-- start of Given records --
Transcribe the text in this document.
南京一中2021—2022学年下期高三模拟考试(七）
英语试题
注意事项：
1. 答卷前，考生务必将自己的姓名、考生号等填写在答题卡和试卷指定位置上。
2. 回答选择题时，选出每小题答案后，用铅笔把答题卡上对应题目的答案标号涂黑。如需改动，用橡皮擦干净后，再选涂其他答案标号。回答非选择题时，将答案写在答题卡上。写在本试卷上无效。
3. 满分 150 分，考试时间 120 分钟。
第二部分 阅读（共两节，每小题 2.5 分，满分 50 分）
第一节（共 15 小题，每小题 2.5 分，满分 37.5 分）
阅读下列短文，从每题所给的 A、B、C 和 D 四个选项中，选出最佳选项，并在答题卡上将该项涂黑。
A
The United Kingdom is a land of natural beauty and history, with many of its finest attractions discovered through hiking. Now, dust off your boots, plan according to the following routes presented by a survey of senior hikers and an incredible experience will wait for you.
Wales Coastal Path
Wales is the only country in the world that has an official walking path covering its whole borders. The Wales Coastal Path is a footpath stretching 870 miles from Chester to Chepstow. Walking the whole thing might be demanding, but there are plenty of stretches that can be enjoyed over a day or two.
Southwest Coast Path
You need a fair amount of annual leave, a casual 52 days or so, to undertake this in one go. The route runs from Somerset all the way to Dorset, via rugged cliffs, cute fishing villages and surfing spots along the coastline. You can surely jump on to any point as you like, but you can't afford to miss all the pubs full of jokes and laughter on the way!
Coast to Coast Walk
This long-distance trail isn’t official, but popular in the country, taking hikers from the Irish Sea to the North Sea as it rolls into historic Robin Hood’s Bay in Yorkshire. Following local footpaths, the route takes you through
-- end of Given records --
> _Work required_: Print all of the entries exactly as they appear.

> _Result of the exercise_:
Transcribe the text in this document.
南京一中2021—2022学年下期高三模拟考试(七）
英语试题
注意事项：
1. 答卷前，考生务必将自己的姓名、考生号等填写在答题卡和试卷指定位置上。
2. 回答选择题时，选出每小题答案后，用铅笔把答题卡上对应题目的答案标号涂黑。如需改动，用橡皮擦干净后，再选涂其他答案标号。回答非选择题时，将答案写在答题卡上。写在本试卷上无效。
3. 满分 150 分，考试时间 120 分钟。
第二部分 阅读（共两节，每小题 2.5 分，满分 50 分）
第一节（共 15 小题，每小题 2.5 分，满分 37.5 分）
阅读下列短文，从每题所给的 A、B、C 和 D 四个选项中，选出最佳选项，并在答题卡上将该项涂黑。
A
The United Kingdom is a land of natural beauty and history, with many of its finest attractions discovered through hiking. Now, dust off your boots, plan according to the following routes presented by a survey of senior hikers and an incredible experience will wait for you.
Wales Coastal Path
Wales is the only country in the world that has an official walking path covering its whole borders. The Wales Coastal Path is a footpath stretching 870 miles from Chester to Chepstow. Walking the whole thing might be demanding, but there are plenty of stretches that can be enjoyed over a day or two.
Southwest Coast Path
You need a fair amount of annual leave, a casual 52 days or so, to undertake this in one go. The route runs from Somerset all the way to Dorset, via rugged cliffs, cute fishing villages and surfing spots along the coastline. You can surely jump on to any point as you like, but you can't afford to miss all the pubs full of jokes and laughter on the way!
Coast to Coast Walk
This long-distance trail isn’t official, but popular in the country, taking hikers from the Irish Sea to the North Sea as it rolls into historic Robin Hood’s Bay in Yorkshire. Following local footpaths, the route takes you through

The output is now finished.